PROVIDED DATA:
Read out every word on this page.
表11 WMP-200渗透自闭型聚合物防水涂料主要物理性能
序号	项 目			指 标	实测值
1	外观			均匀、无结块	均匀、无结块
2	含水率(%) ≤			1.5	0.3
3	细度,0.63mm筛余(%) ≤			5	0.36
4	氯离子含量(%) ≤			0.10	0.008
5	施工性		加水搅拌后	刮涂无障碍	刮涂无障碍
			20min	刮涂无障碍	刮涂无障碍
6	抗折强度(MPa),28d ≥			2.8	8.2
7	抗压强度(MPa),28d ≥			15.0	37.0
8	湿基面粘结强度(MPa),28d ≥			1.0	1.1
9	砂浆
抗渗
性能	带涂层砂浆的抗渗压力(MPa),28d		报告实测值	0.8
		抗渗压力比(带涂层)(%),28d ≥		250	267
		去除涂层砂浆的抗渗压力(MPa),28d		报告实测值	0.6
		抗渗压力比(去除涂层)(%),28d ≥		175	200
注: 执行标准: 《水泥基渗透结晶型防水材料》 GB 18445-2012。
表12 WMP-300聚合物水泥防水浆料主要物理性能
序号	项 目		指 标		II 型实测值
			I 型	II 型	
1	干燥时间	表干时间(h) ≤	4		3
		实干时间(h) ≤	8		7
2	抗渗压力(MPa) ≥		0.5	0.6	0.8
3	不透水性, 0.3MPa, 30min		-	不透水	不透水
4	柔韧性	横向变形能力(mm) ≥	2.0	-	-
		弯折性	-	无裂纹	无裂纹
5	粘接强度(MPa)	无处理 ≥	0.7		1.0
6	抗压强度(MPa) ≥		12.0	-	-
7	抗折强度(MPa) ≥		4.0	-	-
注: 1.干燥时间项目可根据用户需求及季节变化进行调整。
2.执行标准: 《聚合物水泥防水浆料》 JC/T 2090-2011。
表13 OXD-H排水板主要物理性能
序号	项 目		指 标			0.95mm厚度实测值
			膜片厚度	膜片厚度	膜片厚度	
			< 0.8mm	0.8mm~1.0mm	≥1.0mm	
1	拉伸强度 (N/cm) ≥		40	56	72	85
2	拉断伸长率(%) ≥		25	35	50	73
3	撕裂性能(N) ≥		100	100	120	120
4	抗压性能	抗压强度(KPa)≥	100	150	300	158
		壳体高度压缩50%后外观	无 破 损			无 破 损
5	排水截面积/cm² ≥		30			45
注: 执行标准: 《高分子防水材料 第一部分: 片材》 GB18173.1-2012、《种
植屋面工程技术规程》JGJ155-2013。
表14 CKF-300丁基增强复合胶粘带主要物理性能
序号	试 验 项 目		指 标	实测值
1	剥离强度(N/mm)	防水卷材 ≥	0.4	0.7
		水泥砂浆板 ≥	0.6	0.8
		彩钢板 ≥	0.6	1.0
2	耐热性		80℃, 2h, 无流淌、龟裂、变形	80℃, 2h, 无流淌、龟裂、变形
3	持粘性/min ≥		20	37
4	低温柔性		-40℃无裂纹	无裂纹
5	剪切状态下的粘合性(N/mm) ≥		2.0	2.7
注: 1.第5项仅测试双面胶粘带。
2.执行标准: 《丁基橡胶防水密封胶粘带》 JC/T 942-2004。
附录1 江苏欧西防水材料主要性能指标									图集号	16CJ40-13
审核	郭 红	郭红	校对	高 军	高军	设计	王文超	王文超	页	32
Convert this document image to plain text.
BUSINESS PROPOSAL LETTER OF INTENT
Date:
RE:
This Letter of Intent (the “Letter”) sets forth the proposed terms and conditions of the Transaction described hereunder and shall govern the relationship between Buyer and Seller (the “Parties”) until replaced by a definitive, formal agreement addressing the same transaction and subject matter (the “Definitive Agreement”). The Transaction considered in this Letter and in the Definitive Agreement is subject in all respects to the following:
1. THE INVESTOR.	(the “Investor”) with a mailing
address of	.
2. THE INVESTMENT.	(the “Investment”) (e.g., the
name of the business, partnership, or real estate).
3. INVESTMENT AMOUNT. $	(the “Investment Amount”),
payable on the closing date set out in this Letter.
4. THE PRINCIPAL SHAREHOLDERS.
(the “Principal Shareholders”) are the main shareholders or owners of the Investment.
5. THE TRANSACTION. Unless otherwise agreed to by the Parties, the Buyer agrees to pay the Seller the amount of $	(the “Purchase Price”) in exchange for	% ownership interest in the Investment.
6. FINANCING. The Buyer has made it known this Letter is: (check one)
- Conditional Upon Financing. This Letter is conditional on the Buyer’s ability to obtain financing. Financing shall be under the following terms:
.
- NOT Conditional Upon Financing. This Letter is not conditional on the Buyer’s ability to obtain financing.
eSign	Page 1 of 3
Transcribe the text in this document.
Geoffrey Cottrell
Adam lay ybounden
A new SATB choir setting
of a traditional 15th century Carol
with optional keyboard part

--

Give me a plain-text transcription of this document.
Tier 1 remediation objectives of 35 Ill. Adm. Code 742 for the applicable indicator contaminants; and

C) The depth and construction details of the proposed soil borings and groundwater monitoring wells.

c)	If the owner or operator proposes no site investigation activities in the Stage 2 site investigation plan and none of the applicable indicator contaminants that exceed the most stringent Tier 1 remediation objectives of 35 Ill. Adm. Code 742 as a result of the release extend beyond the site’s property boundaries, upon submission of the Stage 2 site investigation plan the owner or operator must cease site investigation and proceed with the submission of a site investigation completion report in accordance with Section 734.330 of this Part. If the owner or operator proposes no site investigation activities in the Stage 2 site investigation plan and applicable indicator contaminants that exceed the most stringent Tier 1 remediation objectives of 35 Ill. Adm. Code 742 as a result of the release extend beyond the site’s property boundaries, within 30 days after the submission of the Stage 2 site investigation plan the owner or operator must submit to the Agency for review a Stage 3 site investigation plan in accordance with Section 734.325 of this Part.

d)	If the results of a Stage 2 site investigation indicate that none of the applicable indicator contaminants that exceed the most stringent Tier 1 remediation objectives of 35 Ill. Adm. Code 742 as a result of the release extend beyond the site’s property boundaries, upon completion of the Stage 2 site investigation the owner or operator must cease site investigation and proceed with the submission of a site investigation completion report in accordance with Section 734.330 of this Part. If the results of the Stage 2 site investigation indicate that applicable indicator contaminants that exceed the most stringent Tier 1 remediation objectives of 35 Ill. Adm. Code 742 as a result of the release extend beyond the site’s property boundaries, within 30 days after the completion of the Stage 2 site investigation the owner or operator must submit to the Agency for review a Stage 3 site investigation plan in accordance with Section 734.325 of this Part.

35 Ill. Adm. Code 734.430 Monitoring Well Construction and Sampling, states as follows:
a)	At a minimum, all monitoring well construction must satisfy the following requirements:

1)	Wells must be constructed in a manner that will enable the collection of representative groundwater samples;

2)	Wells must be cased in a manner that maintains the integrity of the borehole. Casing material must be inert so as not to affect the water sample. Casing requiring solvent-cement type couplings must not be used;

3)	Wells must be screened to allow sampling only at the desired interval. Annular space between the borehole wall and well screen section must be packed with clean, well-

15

WHAT THE TASK REQUIRES:
From the records above, pull out each line that has "proposed".

COMPLETE ANSWER:
This Letter of Intent (the “Letter”) sets forth the proposed terms and conditions of the Transaction described hereunder and shall govern the relationship between Buyer and Seller (the “Parties”) until replaced by a definitive, formal agreement addressing the same transaction and subject matter (the “Definitive Agreement”). The Transaction considered in this Letter and in the Definitive Agreement is subject in all respects to the following:
C) The depth and construction details of the proposed soil borings and groundwater monitoring wells.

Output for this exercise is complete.